▶ **PROBLEM DETAILS**: Pick every line with "Спасибо" from the material below.

** START ENTRIES SUPPLIED **

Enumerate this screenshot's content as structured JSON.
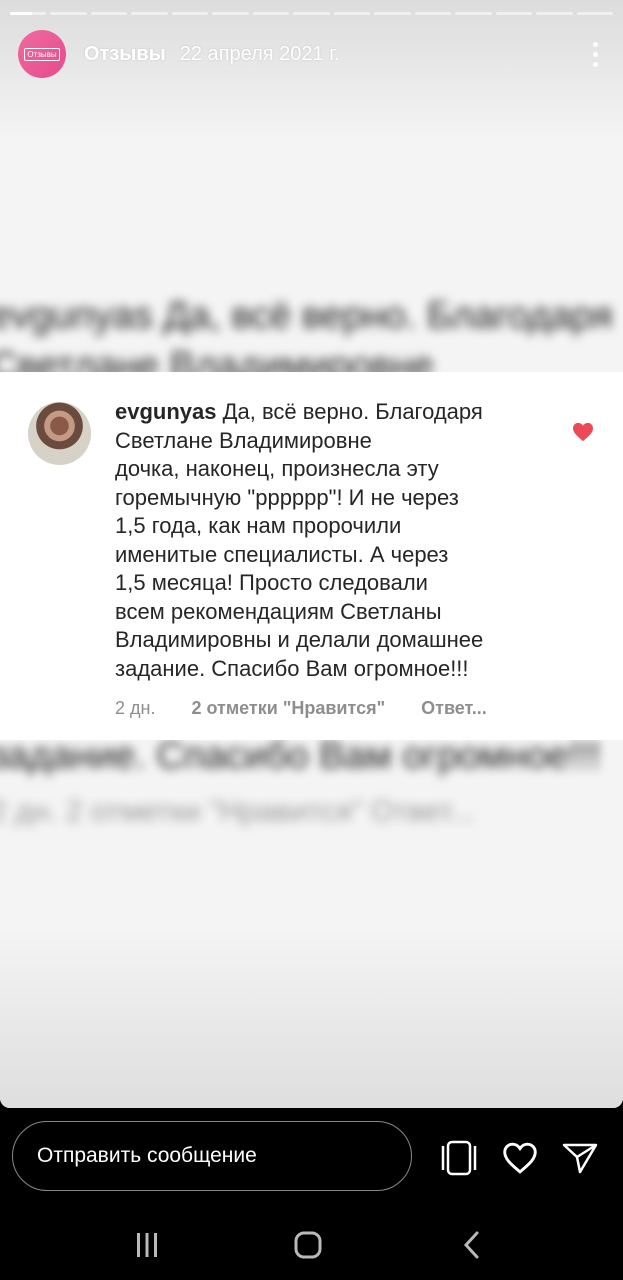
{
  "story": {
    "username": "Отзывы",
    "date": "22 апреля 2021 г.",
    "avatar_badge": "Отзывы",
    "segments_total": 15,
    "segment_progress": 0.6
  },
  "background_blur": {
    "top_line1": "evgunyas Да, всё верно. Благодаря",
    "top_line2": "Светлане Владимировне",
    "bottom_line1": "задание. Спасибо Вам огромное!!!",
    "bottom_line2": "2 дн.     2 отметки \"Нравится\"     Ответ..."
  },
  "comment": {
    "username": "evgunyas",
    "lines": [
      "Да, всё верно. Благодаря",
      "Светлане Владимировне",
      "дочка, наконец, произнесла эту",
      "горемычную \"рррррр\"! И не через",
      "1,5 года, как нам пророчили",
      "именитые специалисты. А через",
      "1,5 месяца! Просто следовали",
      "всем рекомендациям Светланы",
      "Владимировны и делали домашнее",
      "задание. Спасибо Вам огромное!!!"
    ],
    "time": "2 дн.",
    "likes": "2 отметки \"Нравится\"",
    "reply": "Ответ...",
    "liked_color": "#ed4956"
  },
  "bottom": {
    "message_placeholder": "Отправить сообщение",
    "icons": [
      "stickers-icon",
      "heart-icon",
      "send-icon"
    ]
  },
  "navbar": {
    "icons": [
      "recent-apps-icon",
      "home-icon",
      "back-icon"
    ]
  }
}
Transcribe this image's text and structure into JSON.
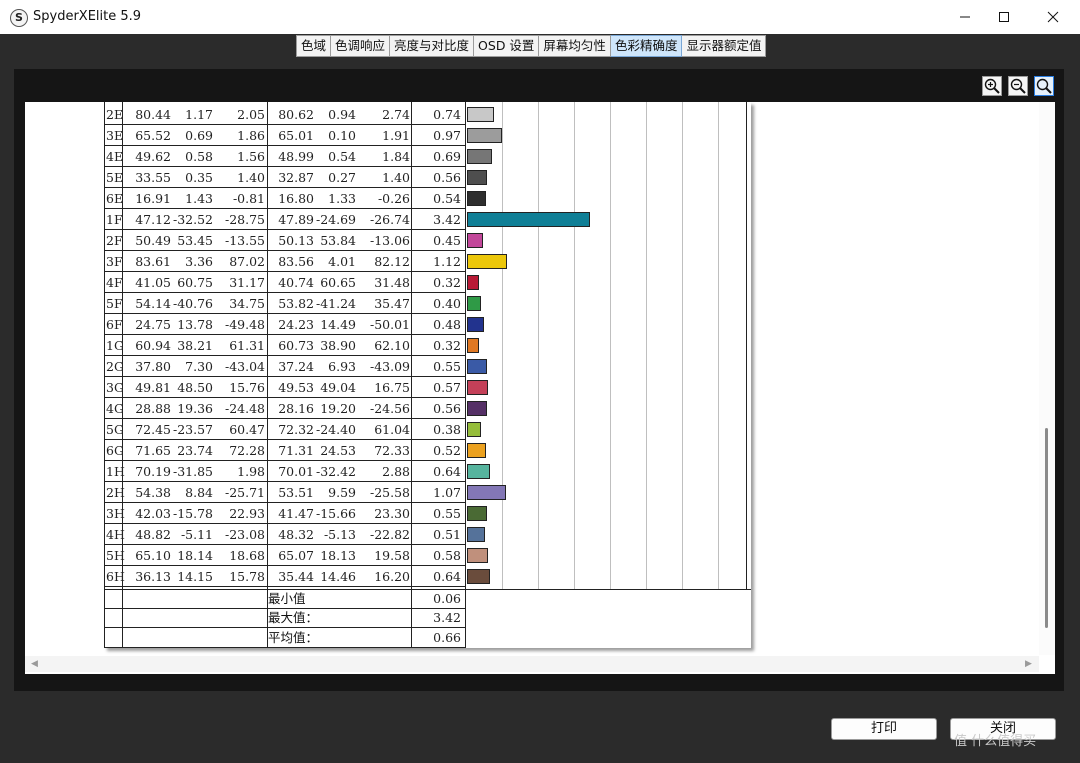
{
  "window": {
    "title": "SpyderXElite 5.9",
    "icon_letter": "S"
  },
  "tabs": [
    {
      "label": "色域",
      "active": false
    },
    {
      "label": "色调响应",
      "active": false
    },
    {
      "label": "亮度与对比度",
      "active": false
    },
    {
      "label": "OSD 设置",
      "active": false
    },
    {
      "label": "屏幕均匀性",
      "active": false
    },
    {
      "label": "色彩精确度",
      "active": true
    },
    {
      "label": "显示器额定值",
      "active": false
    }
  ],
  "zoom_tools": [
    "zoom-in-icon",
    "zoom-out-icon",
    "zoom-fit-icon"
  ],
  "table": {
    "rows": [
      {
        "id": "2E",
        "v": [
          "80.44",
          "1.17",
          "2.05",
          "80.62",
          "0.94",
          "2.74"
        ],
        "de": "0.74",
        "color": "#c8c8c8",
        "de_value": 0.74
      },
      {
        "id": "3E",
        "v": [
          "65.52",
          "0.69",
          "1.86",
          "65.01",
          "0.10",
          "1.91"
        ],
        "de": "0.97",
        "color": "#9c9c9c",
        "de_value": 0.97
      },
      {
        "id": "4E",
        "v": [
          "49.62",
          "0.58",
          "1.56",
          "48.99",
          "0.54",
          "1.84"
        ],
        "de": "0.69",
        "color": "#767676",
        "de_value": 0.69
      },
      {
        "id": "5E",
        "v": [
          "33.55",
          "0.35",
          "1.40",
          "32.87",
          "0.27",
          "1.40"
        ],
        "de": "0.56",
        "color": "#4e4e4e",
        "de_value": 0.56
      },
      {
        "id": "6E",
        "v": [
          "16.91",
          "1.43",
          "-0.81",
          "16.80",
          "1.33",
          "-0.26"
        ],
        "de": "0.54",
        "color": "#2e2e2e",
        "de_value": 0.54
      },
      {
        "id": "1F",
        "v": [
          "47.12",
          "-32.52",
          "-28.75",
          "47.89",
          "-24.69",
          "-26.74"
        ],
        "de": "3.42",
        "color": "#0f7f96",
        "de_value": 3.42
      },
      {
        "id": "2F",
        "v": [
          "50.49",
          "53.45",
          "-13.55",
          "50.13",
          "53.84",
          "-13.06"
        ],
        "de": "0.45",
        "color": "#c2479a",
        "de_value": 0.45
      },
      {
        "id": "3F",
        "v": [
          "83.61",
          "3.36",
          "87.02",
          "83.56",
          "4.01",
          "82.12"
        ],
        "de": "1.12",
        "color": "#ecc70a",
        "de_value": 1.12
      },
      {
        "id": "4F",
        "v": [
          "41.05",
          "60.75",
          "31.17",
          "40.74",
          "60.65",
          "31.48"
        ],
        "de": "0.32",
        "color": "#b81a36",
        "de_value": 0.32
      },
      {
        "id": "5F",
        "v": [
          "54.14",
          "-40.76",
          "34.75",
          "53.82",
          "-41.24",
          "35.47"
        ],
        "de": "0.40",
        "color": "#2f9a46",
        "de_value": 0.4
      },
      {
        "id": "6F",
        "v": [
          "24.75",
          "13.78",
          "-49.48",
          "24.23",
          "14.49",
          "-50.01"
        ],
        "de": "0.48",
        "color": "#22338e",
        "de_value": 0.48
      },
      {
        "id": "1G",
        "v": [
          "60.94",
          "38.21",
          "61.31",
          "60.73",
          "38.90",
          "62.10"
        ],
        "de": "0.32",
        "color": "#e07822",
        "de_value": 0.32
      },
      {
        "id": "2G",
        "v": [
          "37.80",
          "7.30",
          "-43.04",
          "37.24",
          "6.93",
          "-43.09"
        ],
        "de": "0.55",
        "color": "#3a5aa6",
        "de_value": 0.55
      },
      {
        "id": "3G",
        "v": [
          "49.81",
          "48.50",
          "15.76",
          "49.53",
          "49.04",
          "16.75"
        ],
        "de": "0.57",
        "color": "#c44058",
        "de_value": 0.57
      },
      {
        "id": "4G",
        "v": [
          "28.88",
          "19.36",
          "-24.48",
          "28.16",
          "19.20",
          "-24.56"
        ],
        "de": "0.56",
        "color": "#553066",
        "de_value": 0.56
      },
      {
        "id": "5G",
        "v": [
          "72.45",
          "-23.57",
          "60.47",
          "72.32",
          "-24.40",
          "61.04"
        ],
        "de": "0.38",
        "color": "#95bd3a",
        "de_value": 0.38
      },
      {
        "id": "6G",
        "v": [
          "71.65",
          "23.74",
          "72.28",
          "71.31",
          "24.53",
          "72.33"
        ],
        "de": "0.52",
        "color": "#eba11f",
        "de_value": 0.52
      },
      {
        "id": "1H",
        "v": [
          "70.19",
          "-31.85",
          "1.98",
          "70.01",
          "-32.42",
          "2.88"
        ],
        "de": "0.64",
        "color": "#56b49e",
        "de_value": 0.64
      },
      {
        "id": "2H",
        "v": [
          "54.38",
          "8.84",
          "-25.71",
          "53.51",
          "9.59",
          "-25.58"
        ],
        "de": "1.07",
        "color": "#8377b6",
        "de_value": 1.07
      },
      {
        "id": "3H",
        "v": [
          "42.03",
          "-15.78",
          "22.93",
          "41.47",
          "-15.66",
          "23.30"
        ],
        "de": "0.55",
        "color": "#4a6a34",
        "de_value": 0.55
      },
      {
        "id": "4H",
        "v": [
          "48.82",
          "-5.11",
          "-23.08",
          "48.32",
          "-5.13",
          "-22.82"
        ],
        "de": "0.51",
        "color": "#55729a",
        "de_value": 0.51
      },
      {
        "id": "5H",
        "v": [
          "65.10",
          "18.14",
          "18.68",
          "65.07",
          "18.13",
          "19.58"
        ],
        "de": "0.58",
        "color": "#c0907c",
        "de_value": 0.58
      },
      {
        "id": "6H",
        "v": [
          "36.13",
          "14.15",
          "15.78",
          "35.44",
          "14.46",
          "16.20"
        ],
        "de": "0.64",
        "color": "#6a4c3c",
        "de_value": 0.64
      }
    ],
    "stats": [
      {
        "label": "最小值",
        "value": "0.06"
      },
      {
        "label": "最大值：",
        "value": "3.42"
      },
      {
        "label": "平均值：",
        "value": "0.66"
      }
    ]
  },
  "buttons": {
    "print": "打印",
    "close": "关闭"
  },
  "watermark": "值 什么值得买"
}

** END ENTRIES SUPPLIED **

▶ **ANSWER BELOW**:
    "bottom_line1": "задание. Спасибо Вам огромное!!!",
      "задание. Спасибо Вам огромное!!!"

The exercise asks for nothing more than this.